* START *
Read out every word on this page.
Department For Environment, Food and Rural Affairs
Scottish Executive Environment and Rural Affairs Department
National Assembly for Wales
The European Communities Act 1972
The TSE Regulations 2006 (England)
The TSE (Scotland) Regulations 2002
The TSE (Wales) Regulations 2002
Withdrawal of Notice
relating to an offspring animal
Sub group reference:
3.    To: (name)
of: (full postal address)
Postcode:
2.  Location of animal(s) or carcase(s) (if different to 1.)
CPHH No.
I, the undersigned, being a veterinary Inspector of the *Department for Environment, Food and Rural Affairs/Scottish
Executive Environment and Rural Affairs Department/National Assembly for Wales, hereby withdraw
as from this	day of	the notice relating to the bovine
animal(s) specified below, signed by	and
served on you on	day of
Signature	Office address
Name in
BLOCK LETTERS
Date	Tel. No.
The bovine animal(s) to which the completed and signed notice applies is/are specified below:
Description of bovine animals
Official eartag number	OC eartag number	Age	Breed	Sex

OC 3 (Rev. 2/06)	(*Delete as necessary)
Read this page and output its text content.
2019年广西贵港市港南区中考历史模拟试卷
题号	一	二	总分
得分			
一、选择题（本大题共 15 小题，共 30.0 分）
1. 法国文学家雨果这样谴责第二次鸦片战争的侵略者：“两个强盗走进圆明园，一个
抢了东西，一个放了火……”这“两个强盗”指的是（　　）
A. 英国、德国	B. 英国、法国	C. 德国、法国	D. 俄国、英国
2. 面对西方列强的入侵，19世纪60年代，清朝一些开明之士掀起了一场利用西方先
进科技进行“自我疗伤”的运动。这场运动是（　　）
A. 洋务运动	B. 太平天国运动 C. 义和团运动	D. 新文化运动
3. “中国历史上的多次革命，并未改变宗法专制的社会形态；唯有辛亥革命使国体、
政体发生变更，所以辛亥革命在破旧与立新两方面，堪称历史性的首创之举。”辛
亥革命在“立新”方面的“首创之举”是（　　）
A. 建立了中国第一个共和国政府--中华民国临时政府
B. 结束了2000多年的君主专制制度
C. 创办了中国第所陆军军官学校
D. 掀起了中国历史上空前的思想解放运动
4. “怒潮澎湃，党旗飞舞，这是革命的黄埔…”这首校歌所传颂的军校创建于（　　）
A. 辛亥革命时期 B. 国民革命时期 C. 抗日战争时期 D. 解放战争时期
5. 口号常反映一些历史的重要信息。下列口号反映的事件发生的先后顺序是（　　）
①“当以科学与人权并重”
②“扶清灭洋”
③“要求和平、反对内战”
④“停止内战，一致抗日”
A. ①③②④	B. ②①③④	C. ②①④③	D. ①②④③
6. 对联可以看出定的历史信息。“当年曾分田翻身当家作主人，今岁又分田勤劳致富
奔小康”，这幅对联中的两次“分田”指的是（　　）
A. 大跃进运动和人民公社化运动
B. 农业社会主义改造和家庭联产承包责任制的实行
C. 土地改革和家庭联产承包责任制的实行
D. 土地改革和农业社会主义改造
* END *
◆ THE PROBLEM: Print out every entry, keeping each one exact.

◆ CORRECT OUTPUT:
Read out every word on this page.
Department For Environment, Food and Rural Affairs
Scottish Executive Environment and Rural Affairs Department
National Assembly for Wales
The European Communities Act 1972
The TSE Regulations 2006 (England)
The TSE (Scotland) Regulations 2002
The TSE (Wales) Regulations 2002
Withdrawal of Notice
relating to an offspring animal
Sub group reference:
3.    To: (name)
of: (full postal address)
Postcode:
2.  Location of animal(s) or carcase(s) (if different to 1.)
CPHH No.
I, the undersigned, being a veterinary Inspector of the *Department for Environment, Food and Rural Affairs/Scottish
Executive Environment and Rural Affairs Department/National Assembly for Wales, hereby withdraw
as from this	day of	the notice relating to the bovine
animal(s) specified below, signed by	and
served on you on	day of
Signature	Office address
Name in
BLOCK LETTERS
Date	Tel. No.
The bovine animal(s) to which the completed and signed notice applies is/are specified below:
Description of bovine animals
Official eartag number	OC eartag number	Age	Breed	Sex

OC 3 (Rev. 2/06)	(*Delete as necessary)
Read this page and output its text content.
2019年广西贵港市港南区中考历史模拟试卷
题号	一	二	总分
得分			
一、选择题（本大题共 15 小题，共 30.0 分）
1. 法国文学家雨果这样谴责第二次鸦片战争的侵略者：“两个强盗走进圆明园，一个
抢了东西，一个放了火……”这“两个强盗”指的是（　　）
A. 英国、德国	B. 英国、法国	C. 德国、法国	D. 俄国、英国
2. 面对西方列强的入侵，19世纪60年代，清朝一些开明之士掀起了一场利用西方先
进科技进行“自我疗伤”的运动。这场运动是（　　）
A. 洋务运动	B. 太平天国运动 C. 义和团运动	D. 新文化运动
3. “中国历史上的多次革命，并未改变宗法专制的社会形态；唯有辛亥革命使国体、
政体发生变更，所以辛亥革命在破旧与立新两方面，堪称历史性的首创之举。”辛
亥革命在“立新”方面的“首创之举”是（　　）
A. 建立了中国第一个共和国政府--中华民国临时政府
B. 结束了2000多年的君主专制制度
C. 创办了中国第所陆军军官学校
D. 掀起了中国历史上空前的思想解放运动
4. “怒潮澎湃，党旗飞舞，这是革命的黄埔…”这首校歌所传颂的军校创建于（　　）
A. 辛亥革命时期 B. 国民革命时期 C. 抗日战争时期 D. 解放战争时期
5. 口号常反映一些历史的重要信息。下列口号反映的事件发生的先后顺序是（　　）
①“当以科学与人权并重”
②“扶清灭洋”
③“要求和平、反对内战”
④“停止内战，一致抗日”
A. ①③②④	B. ②①③④	C. ②①④③	D. ①②④③
6. 对联可以看出定的历史信息。“当年曾分田翻身当家作主人，今岁又分田勤劳致富
奔小康”，这幅对联中的两次“分田”指的是（　　）
A. 大跃进运动和人民公社化运动
B. 农业社会主义改造和家庭联产承包责任制的实行
C. 土地改革和家庭联产承包责任制的实行
D. 土地改革和农业社会主义改造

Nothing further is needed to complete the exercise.